### [Problem statement]
Format the lines below as a Markdown table with two columns, Index and Line, giving each row a number and omitting blank lines. Leave the pictures out.

### [Extracted data]
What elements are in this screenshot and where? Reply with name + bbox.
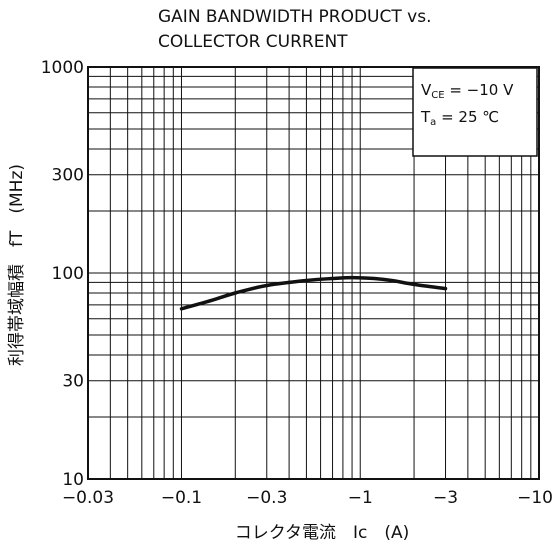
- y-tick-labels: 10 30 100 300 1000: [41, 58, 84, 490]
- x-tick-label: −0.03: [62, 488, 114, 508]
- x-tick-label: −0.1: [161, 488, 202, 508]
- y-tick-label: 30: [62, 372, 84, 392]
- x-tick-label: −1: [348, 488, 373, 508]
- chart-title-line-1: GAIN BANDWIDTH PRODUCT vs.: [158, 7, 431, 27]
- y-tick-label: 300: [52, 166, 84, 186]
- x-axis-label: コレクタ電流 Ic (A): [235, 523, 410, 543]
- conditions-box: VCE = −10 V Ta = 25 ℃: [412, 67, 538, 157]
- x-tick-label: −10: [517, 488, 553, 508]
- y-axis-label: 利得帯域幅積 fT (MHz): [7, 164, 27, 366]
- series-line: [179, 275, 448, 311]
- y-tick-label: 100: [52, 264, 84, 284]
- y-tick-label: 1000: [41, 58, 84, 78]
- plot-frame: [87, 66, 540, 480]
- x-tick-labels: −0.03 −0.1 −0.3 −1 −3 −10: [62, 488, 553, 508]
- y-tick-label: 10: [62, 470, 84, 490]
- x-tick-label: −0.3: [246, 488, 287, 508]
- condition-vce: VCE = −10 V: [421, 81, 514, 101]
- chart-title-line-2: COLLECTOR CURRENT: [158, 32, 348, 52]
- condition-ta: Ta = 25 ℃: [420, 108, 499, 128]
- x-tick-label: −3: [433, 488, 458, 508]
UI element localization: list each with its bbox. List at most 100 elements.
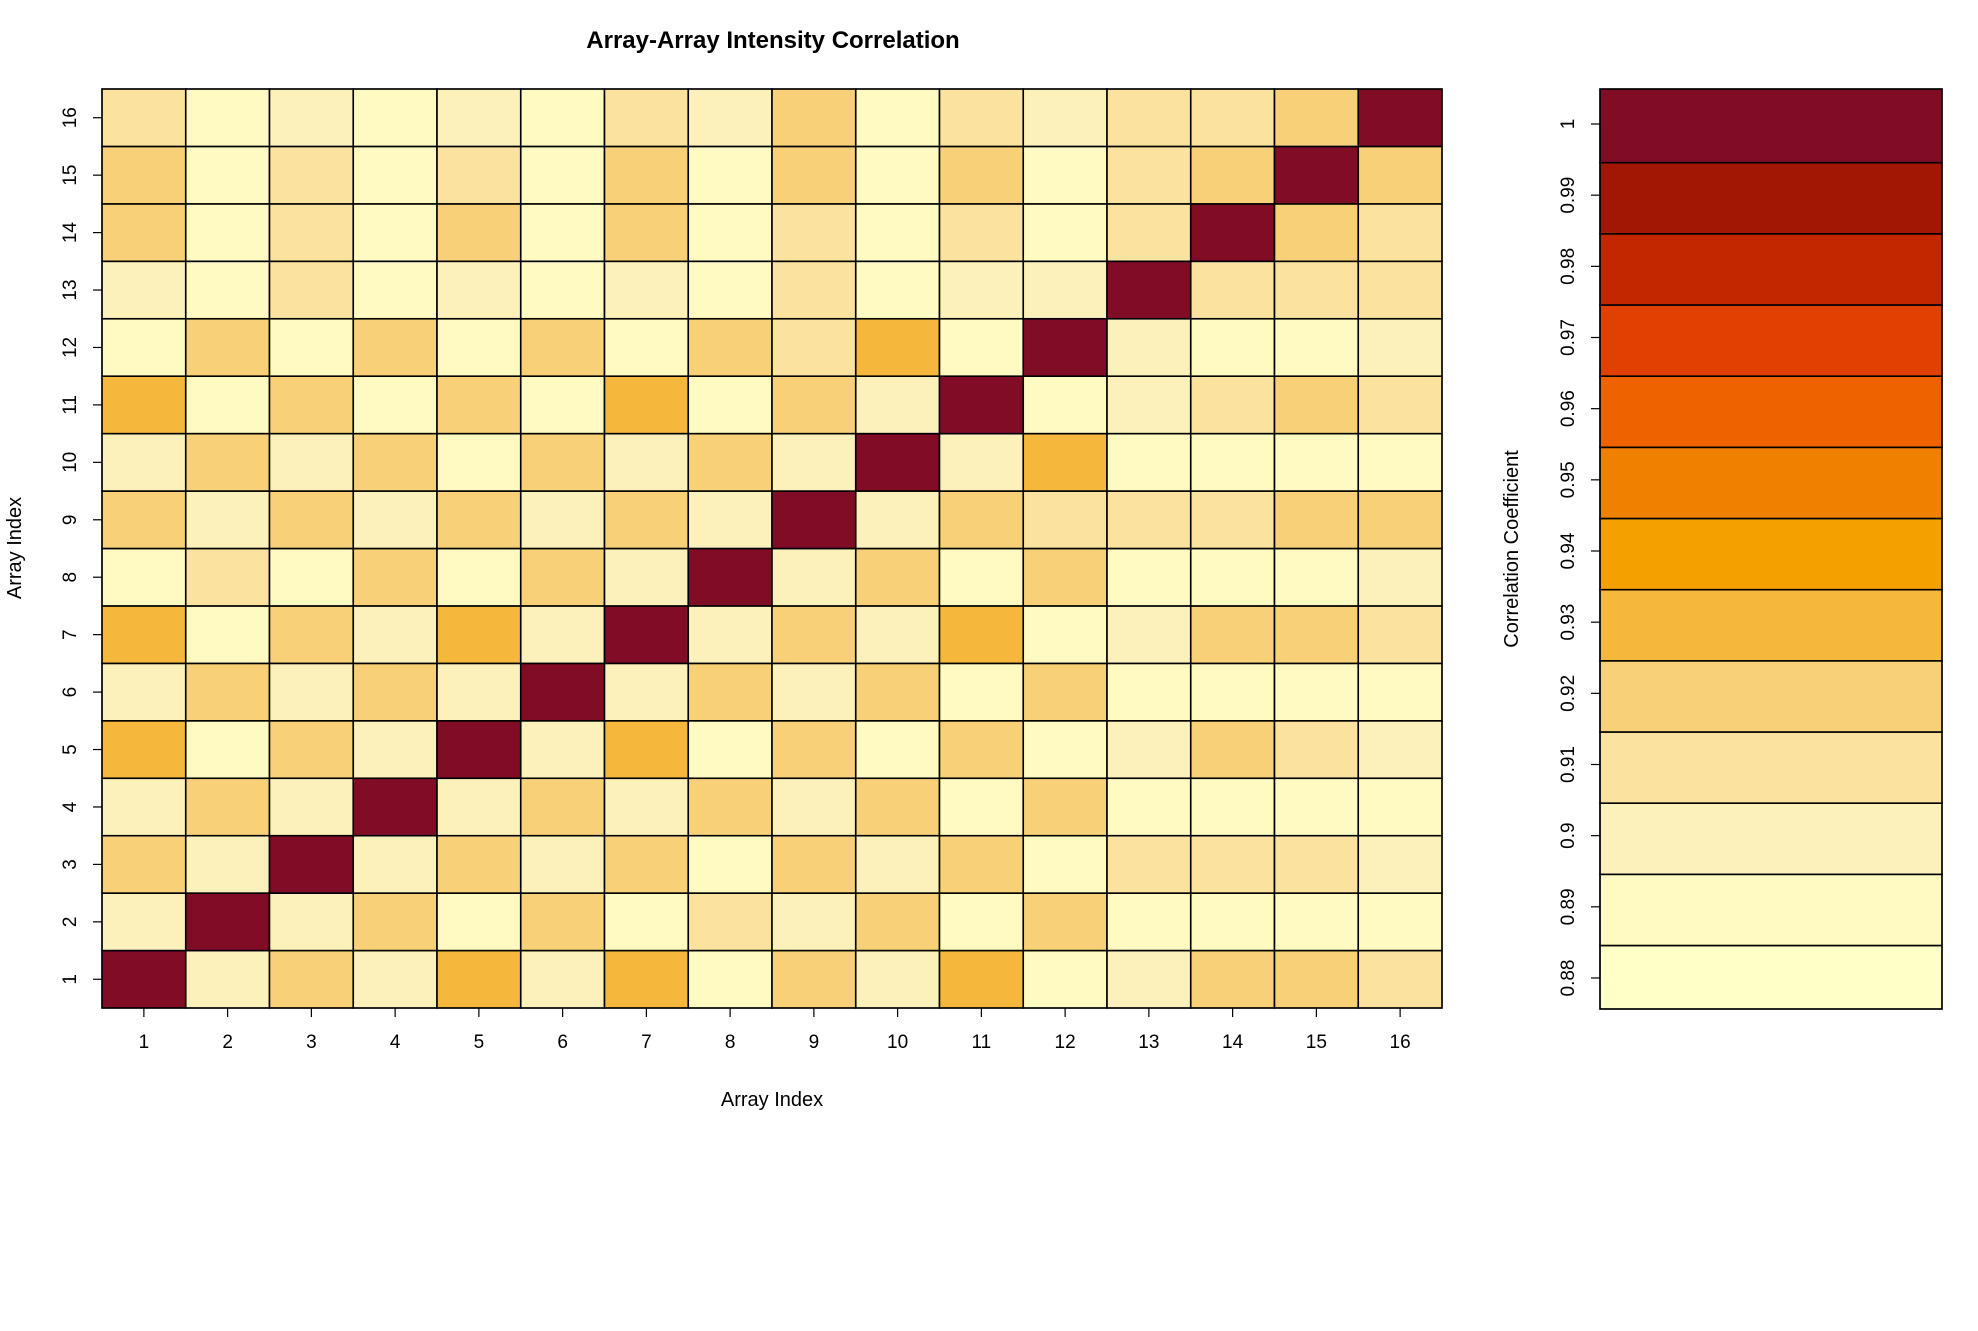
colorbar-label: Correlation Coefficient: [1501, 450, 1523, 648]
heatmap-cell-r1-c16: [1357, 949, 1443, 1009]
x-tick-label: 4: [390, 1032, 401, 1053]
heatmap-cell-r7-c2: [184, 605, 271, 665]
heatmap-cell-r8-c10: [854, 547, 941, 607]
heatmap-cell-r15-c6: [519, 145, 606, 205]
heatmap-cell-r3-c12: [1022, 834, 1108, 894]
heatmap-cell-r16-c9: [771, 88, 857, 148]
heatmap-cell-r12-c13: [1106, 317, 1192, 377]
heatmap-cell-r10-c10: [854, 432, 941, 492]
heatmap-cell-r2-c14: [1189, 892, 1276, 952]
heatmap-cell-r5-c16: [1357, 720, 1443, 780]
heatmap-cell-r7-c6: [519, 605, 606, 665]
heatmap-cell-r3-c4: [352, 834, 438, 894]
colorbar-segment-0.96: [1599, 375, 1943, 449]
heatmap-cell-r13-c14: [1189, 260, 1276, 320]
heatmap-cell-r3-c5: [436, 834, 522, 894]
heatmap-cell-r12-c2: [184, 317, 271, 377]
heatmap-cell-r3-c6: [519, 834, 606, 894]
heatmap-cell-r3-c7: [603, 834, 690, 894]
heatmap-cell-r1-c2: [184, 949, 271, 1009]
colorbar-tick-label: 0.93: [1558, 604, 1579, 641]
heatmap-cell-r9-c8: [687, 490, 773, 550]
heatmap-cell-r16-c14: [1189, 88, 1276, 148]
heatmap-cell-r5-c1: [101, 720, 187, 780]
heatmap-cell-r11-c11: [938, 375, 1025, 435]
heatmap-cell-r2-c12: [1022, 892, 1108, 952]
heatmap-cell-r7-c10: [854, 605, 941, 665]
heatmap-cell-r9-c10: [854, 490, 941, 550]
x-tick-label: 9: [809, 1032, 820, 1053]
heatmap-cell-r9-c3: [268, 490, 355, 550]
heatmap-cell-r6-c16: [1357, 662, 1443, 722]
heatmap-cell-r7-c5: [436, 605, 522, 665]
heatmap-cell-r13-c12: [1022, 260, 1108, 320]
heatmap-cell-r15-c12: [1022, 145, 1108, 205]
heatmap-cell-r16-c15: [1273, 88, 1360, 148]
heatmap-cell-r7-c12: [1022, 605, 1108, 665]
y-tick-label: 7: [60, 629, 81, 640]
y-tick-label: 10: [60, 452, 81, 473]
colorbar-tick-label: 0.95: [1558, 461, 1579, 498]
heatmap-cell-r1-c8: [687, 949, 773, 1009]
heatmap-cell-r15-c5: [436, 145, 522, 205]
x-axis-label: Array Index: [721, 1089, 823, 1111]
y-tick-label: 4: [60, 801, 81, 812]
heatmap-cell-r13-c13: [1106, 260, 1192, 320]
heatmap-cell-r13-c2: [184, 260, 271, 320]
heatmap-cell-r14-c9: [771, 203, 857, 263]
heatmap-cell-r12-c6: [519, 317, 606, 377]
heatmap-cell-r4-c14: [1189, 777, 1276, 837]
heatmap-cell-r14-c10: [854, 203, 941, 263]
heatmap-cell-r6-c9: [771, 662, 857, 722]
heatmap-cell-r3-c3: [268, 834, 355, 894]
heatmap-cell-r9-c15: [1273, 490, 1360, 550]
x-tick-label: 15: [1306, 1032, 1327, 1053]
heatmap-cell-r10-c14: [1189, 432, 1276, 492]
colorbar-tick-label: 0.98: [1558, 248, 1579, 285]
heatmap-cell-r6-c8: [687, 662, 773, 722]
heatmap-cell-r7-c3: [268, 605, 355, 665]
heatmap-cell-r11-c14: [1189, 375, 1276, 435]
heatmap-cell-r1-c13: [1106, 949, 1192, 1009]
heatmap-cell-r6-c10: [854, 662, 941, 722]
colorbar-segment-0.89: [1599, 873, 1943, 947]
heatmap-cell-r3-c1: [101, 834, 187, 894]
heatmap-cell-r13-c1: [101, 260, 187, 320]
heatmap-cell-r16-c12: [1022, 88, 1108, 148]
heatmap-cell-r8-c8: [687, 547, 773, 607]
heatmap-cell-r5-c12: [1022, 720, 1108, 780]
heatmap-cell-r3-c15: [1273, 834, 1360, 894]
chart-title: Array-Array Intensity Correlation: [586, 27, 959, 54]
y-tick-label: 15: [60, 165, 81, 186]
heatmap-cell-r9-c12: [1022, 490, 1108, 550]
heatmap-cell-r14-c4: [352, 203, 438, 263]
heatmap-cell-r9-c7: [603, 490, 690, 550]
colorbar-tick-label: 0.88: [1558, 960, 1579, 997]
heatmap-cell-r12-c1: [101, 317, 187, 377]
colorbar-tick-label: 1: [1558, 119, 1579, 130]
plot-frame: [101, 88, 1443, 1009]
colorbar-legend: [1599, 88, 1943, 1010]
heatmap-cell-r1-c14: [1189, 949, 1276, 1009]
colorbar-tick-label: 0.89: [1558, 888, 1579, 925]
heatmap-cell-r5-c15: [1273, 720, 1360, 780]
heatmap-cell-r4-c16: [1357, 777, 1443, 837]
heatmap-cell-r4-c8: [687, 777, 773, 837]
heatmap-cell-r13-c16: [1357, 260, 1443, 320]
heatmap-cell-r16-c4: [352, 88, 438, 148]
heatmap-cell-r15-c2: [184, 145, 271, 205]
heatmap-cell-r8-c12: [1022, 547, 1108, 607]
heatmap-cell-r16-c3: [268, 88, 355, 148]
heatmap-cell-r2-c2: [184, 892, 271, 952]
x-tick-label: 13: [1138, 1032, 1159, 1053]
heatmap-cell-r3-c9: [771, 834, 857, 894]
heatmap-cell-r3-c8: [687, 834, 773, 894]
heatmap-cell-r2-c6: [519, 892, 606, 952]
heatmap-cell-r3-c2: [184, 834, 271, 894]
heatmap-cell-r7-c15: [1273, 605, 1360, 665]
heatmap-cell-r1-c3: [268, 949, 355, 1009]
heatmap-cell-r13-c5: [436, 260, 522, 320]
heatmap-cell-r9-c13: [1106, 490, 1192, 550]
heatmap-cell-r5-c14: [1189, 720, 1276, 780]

### [Solution to this task]
| Index | Line |
|---|---|
| 1 | What elements are in this screenshot and where? Reply with name + bbox. |
| 2 | - y-tick-labels: 10 30 100 300 1000: [41, 58, 84, 490] |
| 3 | - x-tick-label: −0.03: [62, 488, 114, 508] |
| 4 | - x-tick-label: −0.1: [161, 488, 202, 508] |
| 5 | - y-tick-label: 30: [62, 372, 84, 392] |
| 6 | - x-tick-label: −1: [348, 488, 373, 508] |
| 7 | - chart-title-line-1: GAIN BANDWIDTH PRODUCT vs.: [158, 7, 431, 27] |
| 8 | - y-tick-label: 300: [52, 166, 84, 186] |
| 9 | - x-axis-label: コレクタ電流 Ic (A): [235, 523, 410, 543] |
| 10 | - conditions-box: VCE = −10 V Ta = 25 ℃: [412, 67, 538, 157] |
| 11 | - x-tick-label: −10: [517, 488, 553, 508] |
| 12 | - y-axis-label: 利得帯域幅積 fT (MHz): [7, 164, 27, 366] |
| 13 | - series-line: [179, 275, 448, 311] |
| 14 | - y-tick-label: 100: [52, 264, 84, 284] |
| 15 | - y-tick-label: 1000: [41, 58, 84, 78] |
| 16 | - plot-frame: [87, 66, 540, 480] |
| 17 | - x-tick-labels: −0.03 −0.1 −0.3 −1 −3 −10: [62, 488, 553, 508] |
| 18 | - y-tick-label: 10: [62, 470, 84, 490] |
| 19 | - x-tick-label: −0.3: [246, 488, 287, 508] |
| 20 | - condition-vce: VCE = −10 V: [421, 81, 514, 101] |
| 21 | - chart-title-line-2: COLLECTOR CURRENT: [158, 32, 348, 52] |
| 22 | - condition-ta: Ta = 25 ℃: [420, 108, 499, 128] |
| 23 | - x-tick-label: −3: [433, 488, 458, 508] |
| 24 | UI element localization: list each with its bbox. List at most 100 elements. |
| 25 | colorbar-label: Correlation Coefficient: [1501, 450, 1523, 648] |
| 26 | heatmap-cell-r1-c16: [1357, 949, 1443, 1009] |
| 27 | x-tick-label: 4: [390, 1032, 401, 1053] |
| 28 | heatmap-cell-r7-c2: [184, 605, 271, 665] |
| 29 | heatmap-cell-r8-c10: [854, 547, 941, 607] |
| 30 | heatmap-cell-r15-c6: [519, 145, 606, 205] |
| 31 | heatmap-cell-r3-c12: [1022, 834, 1108, 894] |
| 32 | heatmap-cell-r16-c9: [771, 88, 857, 148] |
| 33 | heatmap-cell-r12-c13: [1106, 317, 1192, 377] |
| 34 | heatmap-cell-r10-c10: [854, 432, 941, 492] |
| 35 | heatmap-cell-r2-c14: [1189, 892, 1276, 952] |
| 36 | heatmap-cell-r5-c16: [1357, 720, 1443, 780] |
| 37 | heatmap-cell-r7-c6: [519, 605, 606, 665] |
| 38 | heatmap-cell-r3-c4: [352, 834, 438, 894] |
| 39 | colorbar-segment-0.96: [1599, 375, 1943, 449] |
| 40 | heatmap-cell-r13-c14: [1189, 260, 1276, 320] |
| 41 | heatmap-cell-r3-c5: [436, 834, 522, 894] |
| 42 | heatmap-cell-r12-c2: [184, 317, 271, 377] |
| 43 | heatmap-cell-r3-c6: [519, 834, 606, 894] |
| 44 | heatmap-cell-r3-c7: [603, 834, 690, 894] |
| 45 | heatmap-cell-r1-c2: [184, 949, 271, 1009] |
| 46 | colorbar-tick-label: 0.93: [1558, 604, 1579, 641] |
| 47 | heatmap-cell-r9-c8: [687, 490, 773, 550] |
| 48 | heatmap-cell-r16-c14: [1189, 88, 1276, 148] |
| 49 | heatmap-cell-r5-c1: [101, 720, 187, 780] |
| 50 | heatmap-cell-r11-c11: [938, 375, 1025, 435] |
| 51 | heatmap-cell-r2-c12: [1022, 892, 1108, 952] |
| 52 | heatmap-cell-r7-c10: [854, 605, 941, 665] |
| 53 | heatmap-cell-r9-c10: [854, 490, 941, 550] |
| 54 | x-tick-label: 9: [809, 1032, 820, 1053] |
| 55 | heatmap-cell-r9-c3: [268, 490, 355, 550] |
| 56 | heatmap-cell-r6-c16: [1357, 662, 1443, 722] |
| 57 | heatmap-cell-r7-c5: [436, 605, 522, 665] |
| 58 | heatmap-cell-r13-c12: [1022, 260, 1108, 320] |
| 59 | heatmap-cell-r15-c12: [1022, 145, 1108, 205] |
| 60 | heatmap-cell-r16-c15: [1273, 88, 1360, 148] |
| 61 | heatmap-cell-r7-c12: [1022, 605, 1108, 665] |
| 62 | y-tick-label: 7: [60, 629, 81, 640] |
| 63 | y-tick-label: 10: [60, 452, 81, 473] |
| 64 | colorbar-tick-label: 0.95: [1558, 461, 1579, 498] |
| 65 | heatmap-cell-r1-c8: [687, 949, 773, 1009] |
| 66 | heatmap-cell-r15-c5: [436, 145, 522, 205] |
| 67 | x-axis-label: Array Index: [721, 1089, 823, 1111] |
| 68 | y-tick-label: 4: [60, 801, 81, 812] |
| 69 | heatmap-cell-r13-c13: [1106, 260, 1192, 320] |
| 70 | heatmap-cell-r13-c2: [184, 260, 271, 320] |
| 71 | heatmap-cell-r14-c9: [771, 203, 857, 263] |
| 72 | heatmap-cell-r12-c6: [519, 317, 606, 377] |
| 73 | heatmap-cell-r4-c14: [1189, 777, 1276, 837] |
| 74 | heatmap-cell-r14-c10: [854, 203, 941, 263] |
| 75 | heatmap-cell-r6-c9: [771, 662, 857, 722] |
| 76 | heatmap-cell-r3-c3: [268, 834, 355, 894] |
| 77 | heatmap-cell-r9-c15: [1273, 490, 1360, 550] |
| 78 | x-tick-label: 15: [1306, 1032, 1327, 1053] |
| 79 | heatmap-cell-r10-c14: [1189, 432, 1276, 492] |
| 80 | colorbar-tick-label: 0.98: [1558, 248, 1579, 285] |
| 81 | heatmap-cell-r6-c8: [687, 662, 773, 722] |
| 82 | heatmap-cell-r7-c3: [268, 605, 355, 665] |
| 83 | heatmap-cell-r11-c14: [1189, 375, 1276, 435] |
| 84 | heatmap-cell-r1-c13: [1106, 949, 1192, 1009] |
| 85 | heatmap-cell-r6-c10: [854, 662, 941, 722] |
| 86 | colorbar-segment-0.89: [1599, 873, 1943, 947] |
| 87 | heatmap-cell-r3-c1: [101, 834, 187, 894] |
| 88 | heatmap-cell-r13-c1: [101, 260, 187, 320] |
| 89 | heatmap-cell-r16-c12: [1022, 88, 1108, 148] |
| 90 | heatmap-cell-r8-c8: [687, 547, 773, 607] |
| 91 | heatmap-cell-r5-c12: [1022, 720, 1108, 780] |
| 92 | heatmap-cell-r3-c15: [1273, 834, 1360, 894] |
| 93 | chart-title: Array-Array Intensity Correlation: [586, 27, 959, 54] |
| 94 | y-tick-label: 15: [60, 165, 81, 186] |
| 95 | heatmap-cell-r9-c12: [1022, 490, 1108, 550] |
| 96 | heatmap-cell-r14-c4: [352, 203, 438, 263] |
| 97 | heatmap-cell-r9-c7: [603, 490, 690, 550] |
| 98 | colorbar-tick-label: 0.88: [1558, 960, 1579, 997] |
| 99 | heatmap-cell-r12-c1: [101, 317, 187, 377] |
| 100 | colorbar-tick-label: 1: [1558, 119, 1579, 130] |
| 101 | plot-frame: [101, 88, 1443, 1009] |
| 102 | colorbar-legend: [1599, 88, 1943, 1010] |
| 103 | heatmap-cell-r1-c14: [1189, 949, 1276, 1009] |
| 104 | colorbar-tick-label: 0.89: [1558, 888, 1579, 925] |
| 105 | heatmap-cell-r5-c15: [1273, 720, 1360, 780] |
| 106 | heatmap-cell-r4-c16: [1357, 777, 1443, 837] |
| 107 | heatmap-cell-r4-c8: [687, 777, 773, 837] |
| 108 | heatmap-cell-r13-c16: [1357, 260, 1443, 320] |
| 109 | heatmap-cell-r16-c4: [352, 88, 438, 148] |
| 110 | heatmap-cell-r15-c2: [184, 145, 271, 205] |
| 111 | heatmap-cell-r8-c12: [1022, 547, 1108, 607] |
| 112 | heatmap-cell-r16-c3: [268, 88, 355, 148] |
| 113 | heatmap-cell-r2-c2: [184, 892, 271, 952] |
| 114 | x-tick-label: 13: [1138, 1032, 1159, 1053] |
| 115 | heatmap-cell-r3-c9: [771, 834, 857, 894] |
| 116 | heatmap-cell-r3-c8: [687, 834, 773, 894] |
| 117 | heatmap-cell-r2-c6: [519, 892, 606, 952] |
| 118 | heatmap-cell-r3-c2: [184, 834, 271, 894] |
| 119 | heatmap-cell-r7-c15: [1273, 605, 1360, 665] |
| 120 | heatmap-cell-r1-c3: [268, 949, 355, 1009] |
| 121 | heatmap-cell-r13-c5: [436, 260, 522, 320] |
| 122 | heatmap-cell-r9-c13: [1106, 490, 1192, 550] |
| 123 | heatmap-cell-r5-c14: [1189, 720, 1276, 780] |